Find the word "this" in the listing; pull out each line holding it.

■ EXTRACTED MATERIAL
^^^^

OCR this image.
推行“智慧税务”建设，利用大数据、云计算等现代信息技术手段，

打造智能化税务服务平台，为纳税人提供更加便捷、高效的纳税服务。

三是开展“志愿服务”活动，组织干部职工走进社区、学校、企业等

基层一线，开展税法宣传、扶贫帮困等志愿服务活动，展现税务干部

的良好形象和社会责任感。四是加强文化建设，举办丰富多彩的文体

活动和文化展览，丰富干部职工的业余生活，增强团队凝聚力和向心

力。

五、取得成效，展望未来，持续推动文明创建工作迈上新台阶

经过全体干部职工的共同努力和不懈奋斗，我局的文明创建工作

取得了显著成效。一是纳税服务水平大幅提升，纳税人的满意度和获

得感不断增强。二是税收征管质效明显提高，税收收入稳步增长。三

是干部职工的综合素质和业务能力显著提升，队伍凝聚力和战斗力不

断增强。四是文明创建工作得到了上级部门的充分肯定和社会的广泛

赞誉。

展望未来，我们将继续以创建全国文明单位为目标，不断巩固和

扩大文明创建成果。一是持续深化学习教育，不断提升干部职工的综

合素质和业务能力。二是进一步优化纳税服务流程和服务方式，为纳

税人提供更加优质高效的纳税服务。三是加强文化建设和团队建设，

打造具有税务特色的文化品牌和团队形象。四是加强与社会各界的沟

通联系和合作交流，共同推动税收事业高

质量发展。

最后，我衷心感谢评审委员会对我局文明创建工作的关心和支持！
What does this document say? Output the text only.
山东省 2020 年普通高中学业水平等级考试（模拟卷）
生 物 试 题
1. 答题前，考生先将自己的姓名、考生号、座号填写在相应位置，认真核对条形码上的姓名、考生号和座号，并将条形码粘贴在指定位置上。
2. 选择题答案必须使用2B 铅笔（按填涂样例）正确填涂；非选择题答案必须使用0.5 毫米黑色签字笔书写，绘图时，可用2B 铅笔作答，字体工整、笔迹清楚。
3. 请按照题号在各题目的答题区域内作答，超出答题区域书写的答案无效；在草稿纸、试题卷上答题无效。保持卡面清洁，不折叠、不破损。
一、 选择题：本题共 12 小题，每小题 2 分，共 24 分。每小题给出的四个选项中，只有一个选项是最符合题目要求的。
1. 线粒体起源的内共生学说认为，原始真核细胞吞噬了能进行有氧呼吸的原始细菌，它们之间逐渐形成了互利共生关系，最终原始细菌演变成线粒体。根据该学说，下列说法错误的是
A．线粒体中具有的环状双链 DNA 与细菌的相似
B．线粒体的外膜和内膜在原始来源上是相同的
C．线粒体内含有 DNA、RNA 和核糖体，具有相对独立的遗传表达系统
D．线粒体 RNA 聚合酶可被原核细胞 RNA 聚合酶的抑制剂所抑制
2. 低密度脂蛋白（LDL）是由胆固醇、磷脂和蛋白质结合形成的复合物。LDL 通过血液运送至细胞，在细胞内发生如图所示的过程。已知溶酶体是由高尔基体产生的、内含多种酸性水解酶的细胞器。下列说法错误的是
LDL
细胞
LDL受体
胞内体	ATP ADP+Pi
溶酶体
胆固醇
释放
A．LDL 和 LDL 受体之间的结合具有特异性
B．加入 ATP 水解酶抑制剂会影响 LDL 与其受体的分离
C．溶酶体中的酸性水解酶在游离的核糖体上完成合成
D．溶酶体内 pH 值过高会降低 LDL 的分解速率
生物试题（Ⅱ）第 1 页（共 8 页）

^^^^

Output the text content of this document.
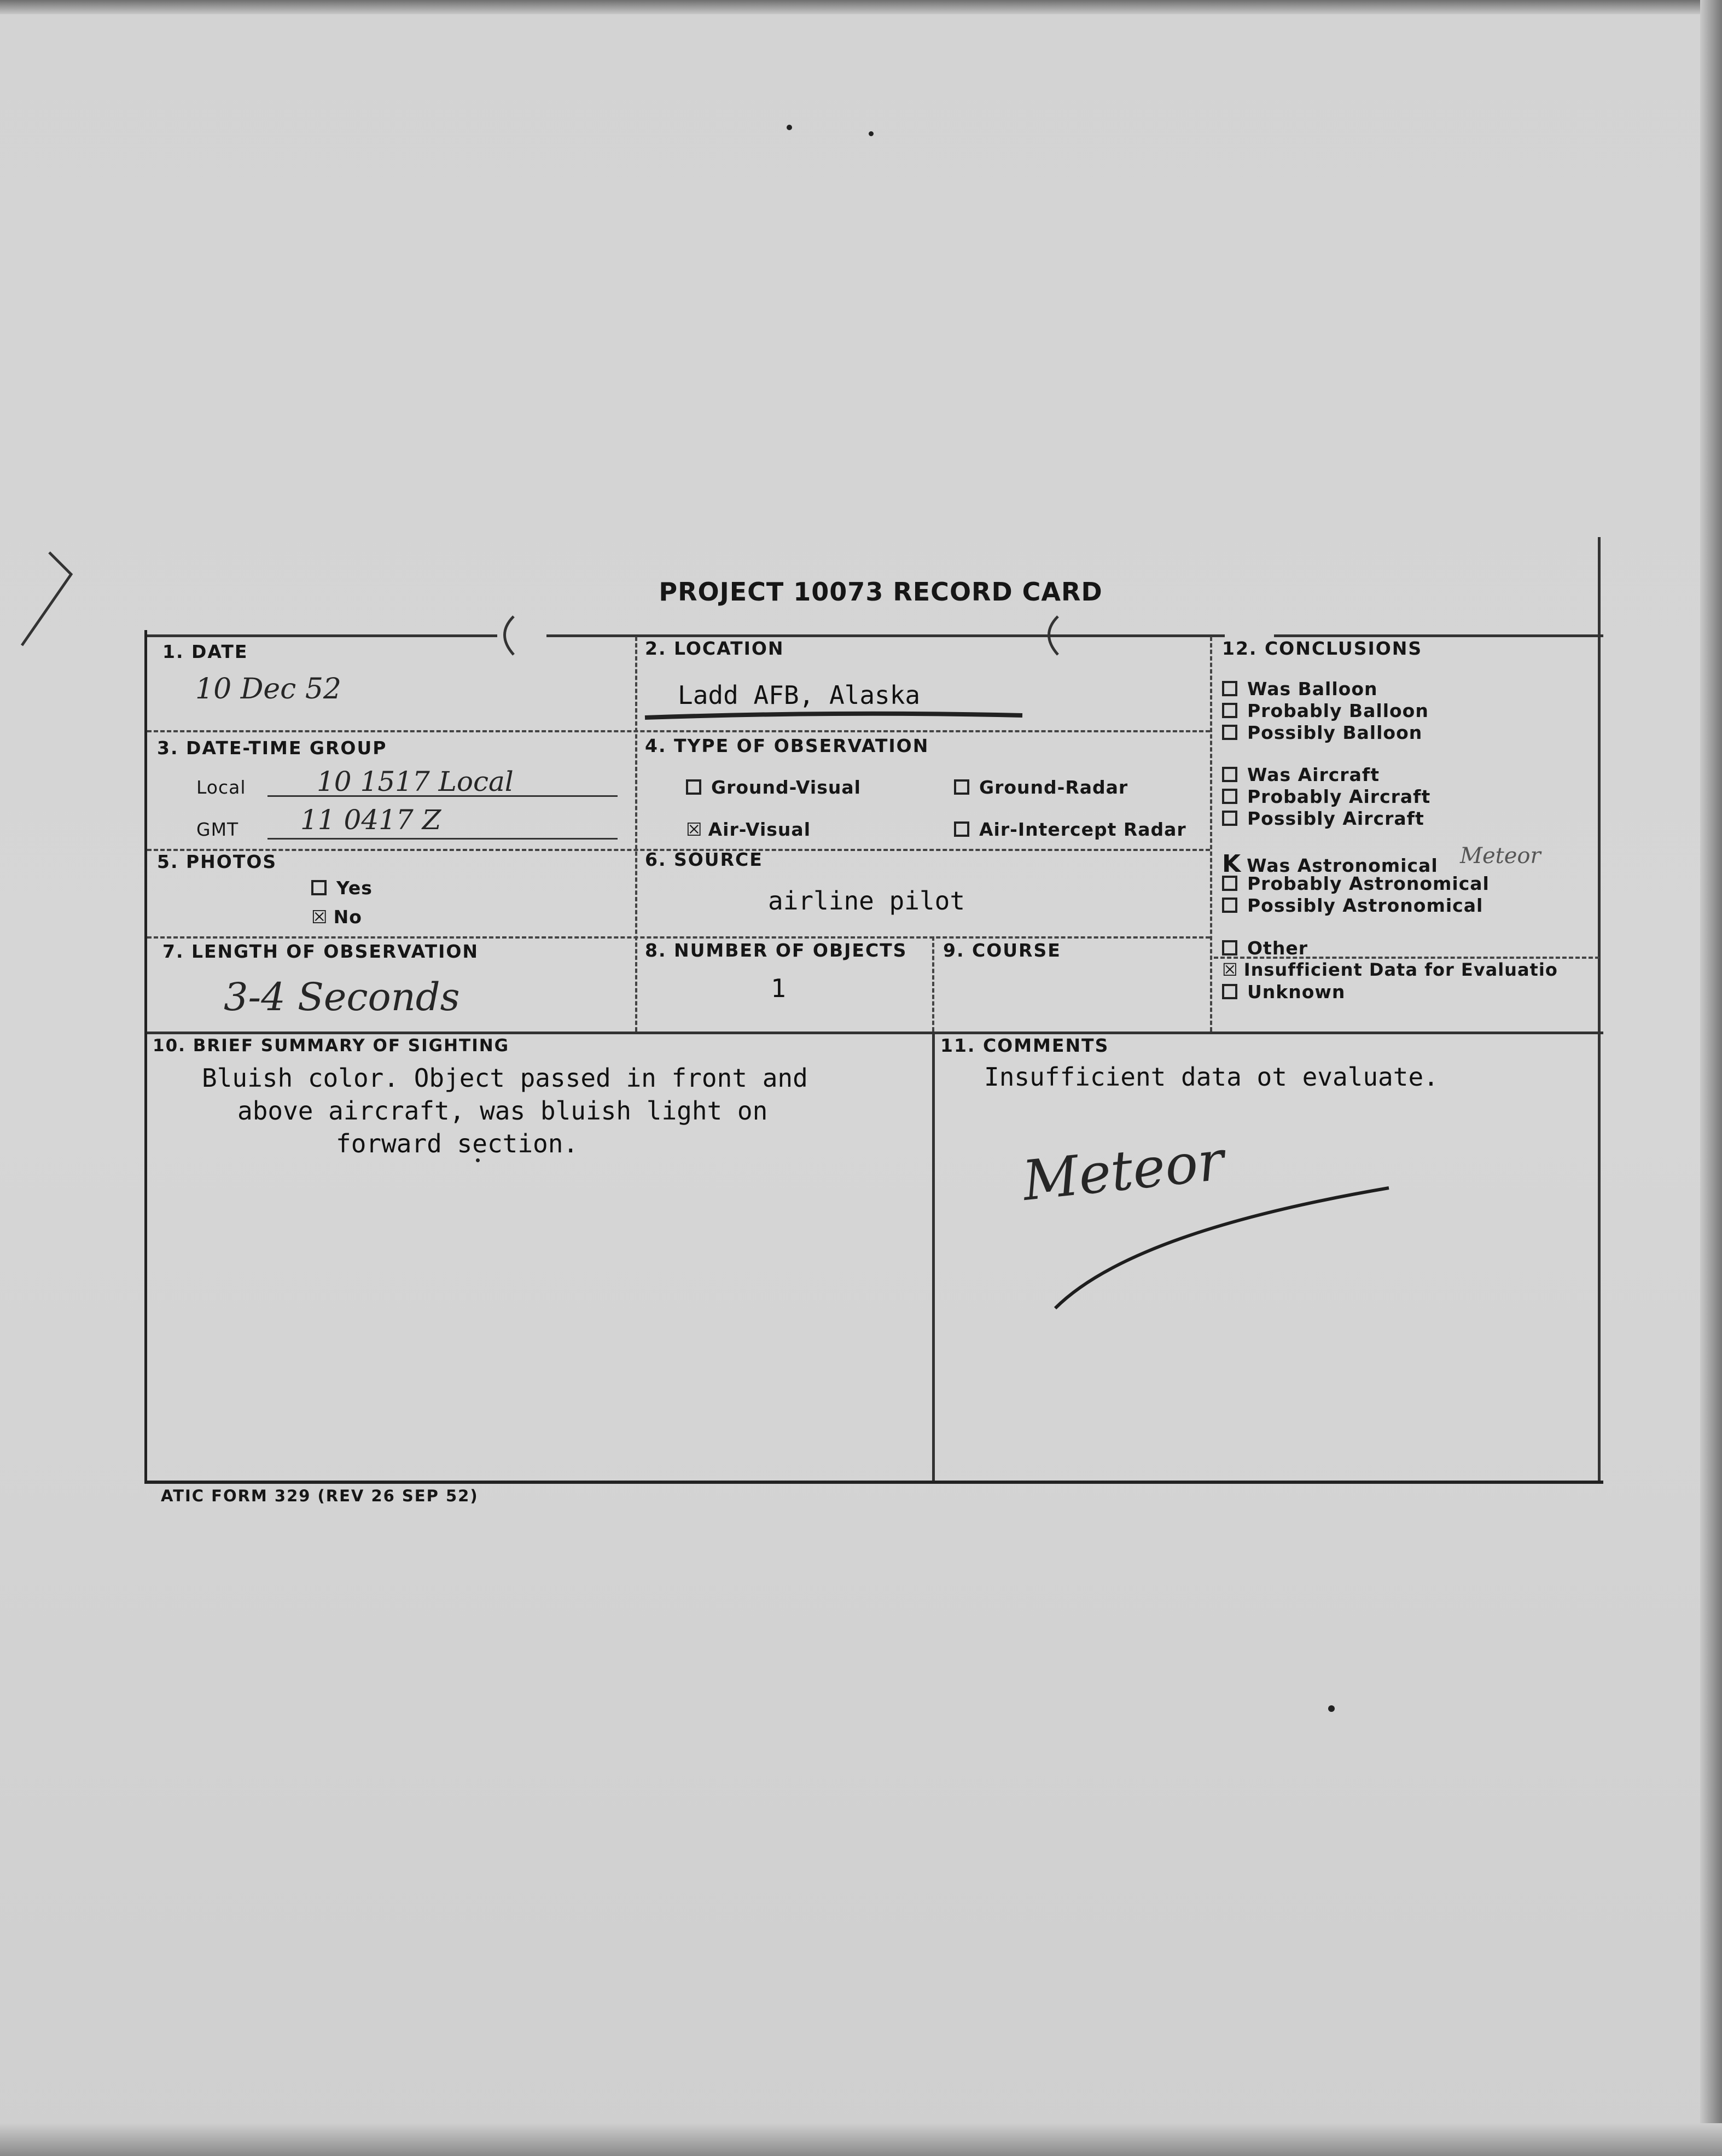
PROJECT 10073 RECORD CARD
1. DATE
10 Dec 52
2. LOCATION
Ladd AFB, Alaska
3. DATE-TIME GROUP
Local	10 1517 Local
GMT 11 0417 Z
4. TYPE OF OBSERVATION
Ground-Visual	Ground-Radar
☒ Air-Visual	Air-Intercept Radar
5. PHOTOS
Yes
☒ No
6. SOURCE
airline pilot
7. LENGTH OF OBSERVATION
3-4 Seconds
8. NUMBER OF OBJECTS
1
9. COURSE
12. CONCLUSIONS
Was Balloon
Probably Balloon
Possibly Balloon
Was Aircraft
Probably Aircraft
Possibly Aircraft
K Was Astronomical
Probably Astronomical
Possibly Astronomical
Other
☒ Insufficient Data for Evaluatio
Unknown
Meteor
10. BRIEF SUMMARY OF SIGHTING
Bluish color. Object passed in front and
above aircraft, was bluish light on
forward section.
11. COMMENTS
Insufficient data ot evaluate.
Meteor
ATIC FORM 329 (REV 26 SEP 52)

^^^^

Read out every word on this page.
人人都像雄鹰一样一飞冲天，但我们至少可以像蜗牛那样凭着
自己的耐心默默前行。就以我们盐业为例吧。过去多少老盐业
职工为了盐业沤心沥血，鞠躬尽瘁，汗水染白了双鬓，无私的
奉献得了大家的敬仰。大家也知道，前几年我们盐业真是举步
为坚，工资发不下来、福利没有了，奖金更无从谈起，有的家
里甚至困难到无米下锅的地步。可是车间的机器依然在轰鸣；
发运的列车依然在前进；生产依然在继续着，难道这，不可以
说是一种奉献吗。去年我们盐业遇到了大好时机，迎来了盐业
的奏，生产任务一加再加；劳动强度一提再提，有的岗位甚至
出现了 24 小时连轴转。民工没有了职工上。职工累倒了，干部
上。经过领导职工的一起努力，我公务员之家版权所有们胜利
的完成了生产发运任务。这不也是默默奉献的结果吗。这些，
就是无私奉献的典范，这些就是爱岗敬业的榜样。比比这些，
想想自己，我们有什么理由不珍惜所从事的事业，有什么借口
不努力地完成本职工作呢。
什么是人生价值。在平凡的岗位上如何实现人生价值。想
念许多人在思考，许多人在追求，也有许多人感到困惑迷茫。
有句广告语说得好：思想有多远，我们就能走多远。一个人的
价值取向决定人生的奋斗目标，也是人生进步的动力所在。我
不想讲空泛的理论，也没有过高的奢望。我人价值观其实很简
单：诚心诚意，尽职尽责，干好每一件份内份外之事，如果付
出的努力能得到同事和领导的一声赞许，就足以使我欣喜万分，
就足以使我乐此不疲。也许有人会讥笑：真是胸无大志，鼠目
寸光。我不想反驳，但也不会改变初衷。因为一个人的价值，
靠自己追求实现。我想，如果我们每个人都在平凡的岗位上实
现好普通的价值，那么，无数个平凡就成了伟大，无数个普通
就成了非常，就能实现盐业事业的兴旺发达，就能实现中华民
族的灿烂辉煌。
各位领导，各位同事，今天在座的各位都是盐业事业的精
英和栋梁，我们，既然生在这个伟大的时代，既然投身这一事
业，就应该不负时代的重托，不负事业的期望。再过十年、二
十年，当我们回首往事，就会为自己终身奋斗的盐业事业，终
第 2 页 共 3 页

^^^^

■ ANSWER IN FULL
OCR this image.
What does this document say? Output the text only.
Output the text content of this document.
Read out every word on this page.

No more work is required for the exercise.